**SET OF TASKS**
1. In the interview excerpt, which country turned down Alun's application to emigrate?
2. For each statement, answer yes or no according to the interview excerpt, and quote the words that settle it. (a) Alun left school at fourteen and a half. (b) Alun's sister became a painter. (c) Alun arrived in Adelaide with twenty pounds.
3. Pick up the interview excerpt after its final sentence and extend it.

**TEXT SEGMENT**
━━━━━━━━━━━━━━━━

But my fam ... my family was not wealthy enough or, so I only had my education up to secondary modern school, where you were supposed to leave at fifteen. And I left at fourteen and a half, and that meant I couldn't get a scholarship to go to an art school or a grammar school, unlike my sister, who was born ten years later.

We were more well off then, and she got a scholarship and she went to the Liverpool School of Art, which I never ever had. But she never became a painter, but I did without that education. You know, that visual arts education.

And so that's how it all started. I think I can say by the time I was fifteen or sisteen, I already had it...a vague sense of maybe of a vocation. But there was nobody there around me in the culture, in the context, my family context, that could really say that, "Yes, that is true. If you pursue this, you could go from A to B."

But there was that sense, because of Ronald McKinzie, this friend of mine. It was a possibility, because we both then went to night school at the Liverpool College of Arts, which was, you know ... we started to take ourselves quite seriously.

And that's how it really started. And although I had no idea of what the journey was going to be, and what the destination was, because you can never predict those sort of things, how it goes. But from that moment on I think there was a sense of I want this to happen, you know?

Paul: Now, one important stage in that journey occurred in 1959 when you saw the seminal show, "New American Painting" at the Tate. That had a big impact on you. Tell me a little bit about the impact.

Alun: Well, prior to that I'd become interested in Matisse, as I mentioned to you earlier on.

The idea that painting or colour in painting being an expressive tool to show emotion. Not to describe things or to think philosophically, but colour seemed to be so emotional that it was almost wordless. If you can make a visual image rich in colour, you would have feeling naturally following in its wake. I think I'd learned that lesson from Matisse.

Then 1959, I then saw Barnett Newman, Rothko, and that reinforced that abstraction just married to colour was a powerful tool to express feeling. I'm not sure what the feelings were or are, but from that moment on, I was more or less dedicated to the idea of colour being central to painting. That gives you a very strong sense of vocation.

Paul: In 1960, you emigrated to Australia. Why Australia? And why Adelaide?

Alun: Well, again, fairly clear answers. I just lived through what was known as the "age of anxiety," the postwar period in Britain where everybody was impoverished. My social position in that world was such that I really would have no hope to go to higher education, art school, let alone a Red Brick university, and certainly not one of the great universities.

I had a distinct feeling...north of England, impoverished...there was really no, there's no future to stay here. I was going to be blocked at every way. I had the wrong accent. I came from a working class background. I didn't have education. So what place was there for me to go?

And so I thought, "Well, maybe emigration, going someplace else which was more open to somebody with none of those qualifications, but through energy and through talent you might be able to succeed." I thought maybe America and I thought New Zealand and I thought Australia. I didn't try America. Maybe that was a mistake. Maybe I should have gone to America.

New Zealand turned me down when I wanted to emigrate there, and Australia accepted me. So I emigrated in 1960, knowing nobody, arriving port Adelaide with ten pounds in my pocket, going into a hostel for about four or five months like a boat person, you know? Just to get my feet. Not knowing anybody, no background, and just made it, because Adelaide was very open and it was very free.

━━━━━━━━━━━━━━━━

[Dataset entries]

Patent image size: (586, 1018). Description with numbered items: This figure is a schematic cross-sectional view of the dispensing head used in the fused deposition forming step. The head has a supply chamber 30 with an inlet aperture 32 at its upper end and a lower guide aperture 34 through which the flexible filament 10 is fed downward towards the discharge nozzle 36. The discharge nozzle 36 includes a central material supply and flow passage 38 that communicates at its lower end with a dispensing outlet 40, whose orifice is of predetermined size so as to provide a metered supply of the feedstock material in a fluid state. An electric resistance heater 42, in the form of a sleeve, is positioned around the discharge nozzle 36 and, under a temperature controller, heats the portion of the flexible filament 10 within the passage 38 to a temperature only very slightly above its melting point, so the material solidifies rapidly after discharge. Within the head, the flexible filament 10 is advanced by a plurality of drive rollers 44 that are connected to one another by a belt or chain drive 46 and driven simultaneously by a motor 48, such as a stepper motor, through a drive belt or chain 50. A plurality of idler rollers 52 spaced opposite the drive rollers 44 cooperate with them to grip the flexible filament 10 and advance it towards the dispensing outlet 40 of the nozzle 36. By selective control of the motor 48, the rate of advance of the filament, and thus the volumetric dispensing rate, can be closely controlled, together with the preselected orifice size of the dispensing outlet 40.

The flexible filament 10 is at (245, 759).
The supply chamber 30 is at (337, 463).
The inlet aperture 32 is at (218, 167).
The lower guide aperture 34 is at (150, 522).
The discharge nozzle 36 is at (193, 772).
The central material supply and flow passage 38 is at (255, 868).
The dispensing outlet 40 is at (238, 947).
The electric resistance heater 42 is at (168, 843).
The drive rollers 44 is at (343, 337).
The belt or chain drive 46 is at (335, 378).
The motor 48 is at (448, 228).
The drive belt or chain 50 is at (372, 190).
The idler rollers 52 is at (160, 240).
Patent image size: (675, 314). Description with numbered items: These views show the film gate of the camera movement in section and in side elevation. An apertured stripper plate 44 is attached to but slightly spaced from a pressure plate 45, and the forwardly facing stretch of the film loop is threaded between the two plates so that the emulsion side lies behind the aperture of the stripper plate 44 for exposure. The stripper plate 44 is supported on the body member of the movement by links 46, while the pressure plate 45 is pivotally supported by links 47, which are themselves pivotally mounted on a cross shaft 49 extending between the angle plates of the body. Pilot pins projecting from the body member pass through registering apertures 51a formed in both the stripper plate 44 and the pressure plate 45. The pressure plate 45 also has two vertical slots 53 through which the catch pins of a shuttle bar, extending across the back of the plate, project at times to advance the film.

━━━━━━━━━━━━━━━━

**ANSWERS FOR EACH ITEM**
1. New Zealand

2.
(a) Yes: "And I left at fourteen and a half"
(b) No: "But she never became a painter"
(c) No: "with ten pounds in my pocket"

3.
As an old guy who was...I used to see regularly in a pub, because I used to go around on a Saturday afternoon because I didn't know anybody and I'd sit in a pub. I was renting a little room...apartment nearby, and the two of us were in the bar. He was at one end. He came up to me and he said, "You're looking a bit down."

And I said, "Yes, well, I am. You know, I've got no money and I haven't got a job. I'm living in a hostel and I'm an emigrant." And he said, "Oh, perfect qualifications to be an Australian." He said, "We don't anybody seriously until you've been three times bankrupt."

And I was so reassured by that. I thought all I'd have to do is keep going. I did a lot of crummy jobs, awful jobs. Eventually, I got a job as a library assistant at the state library. I enrolled at the South Australian School of Art for night classes and that's where I met Nola, my wife, who is still my current wife. That's where the real professional life started.

The idea of a vocation that was shapeless, Adelaide started to shape that instinct into a plan. What do I study? Where will it lead me? Who should I see? All of that sort of thing. That was 1960.

And having got this job, I'm going to the South Australian School of Art, you start to move around the city. At that time, Kym Bonython had just opened his first gallery...his gallery. Naturally, I gravitated to the gallery.

One day he spoke to me, he said, "Are you enjoying the show?" It was a Louie James show actually. I said, "Yes, it is terrific." He said, "Who are you and what are you," and I told him my background. He said, "Would you like to come and work for me as a night keeper or the gardener?" I said, "Well I can't because I'm working at the South Australian Library as a book shelver" or what have you.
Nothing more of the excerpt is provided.